_Tasks for this exercise_.
a: Summarize the Fly Union article in two sentences.
b: Resume the article on Fly Union where it stops, picking up after its final sentence.

— begin Text block —

Fly Union (sometimes stylized as Fly.Union) is an American hip hop group from Columbus, Ohio. The group consists of production duo MnkeyWrench (Iyeball and Jay Swifa) and rapper Jerreau. Rapper Vada Azeem was also a founder and member of the collective before parting ways with the group in 2008. They are most notable for their debut studio album, TGTC (The Greater Than Club), which reached the number one spot on iTunes' New Hip Hop chart in 2011.

Career
Fly Union has worked with popular artists such as Big Sean, Casey Veggies, Chip Tha Ripper, Curren$y, Dom Kennedy, Kendrick Lamar, Naledge, Pusha T, Schoolboy Q, Talib Kweli, and Willie the Kid.

In 2012, Fly Union was one of the artists featured in BET's Music Matters Tour.

Recognition
On December 11, 2012, Fly Union was featured on XXL's We Got Next.

On July 27, 2013, it was announced that the song "Long Run" would be featured on the soundtrack to NBA 2K14.

— end Text block —
— begin Data extract —

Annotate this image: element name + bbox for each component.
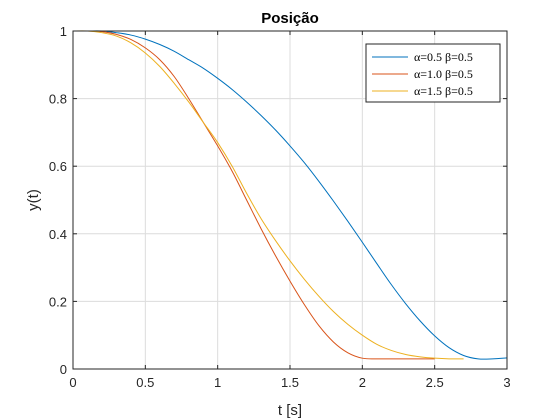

— end Data extract —

_Written responses_.
a: Fly Union is an American hip hop group from Columbus, Ohio, made up of the production duo MnkeyWrench and the rapper Jerreau, and its debut album TGTC (The Greater Than Club) reached number one on iTunes' New Hip Hop chart in 2011. The group has worked with artists such as Big Sean and Kendrick Lamar, was featured in BET's Music Matters Tour in 2012, and had its song "Long Run" announced for the NBA 2K14 soundtrack.

b:
Discography

Studio albums
 TGTC (The Greater Than Club) (2011)
 Small Victories (2014)

Extended plays
 Until Forever (2011)

Mixtapes
 Value Pack 1 (2009)
 Value Pack 2 (2009)
 Value Pack 3 (2009)
 Value Pack 4 (2010)
 Value Pack 5 (2010)
 Value Pack 6 (2010)
 Value Pack 7: Zenith (2012)

Compilations
 Super Pack (2010)
 Super Pack 2 (2013)

Production discography

2010

 Naledge – Twenty Something
 20. "Never Over (Remix)"

2011

 Currensy - Jet Files
 06. "Stay Up" (featuring Fly Union)

2012

 Casey Veggies – Customized Greatly Vol. 3
 07. "When You See The Kid"

 Dom Kennedy – Yellow Album
 02. "Been Thuggin"

 Pusha T – 
 "Pies"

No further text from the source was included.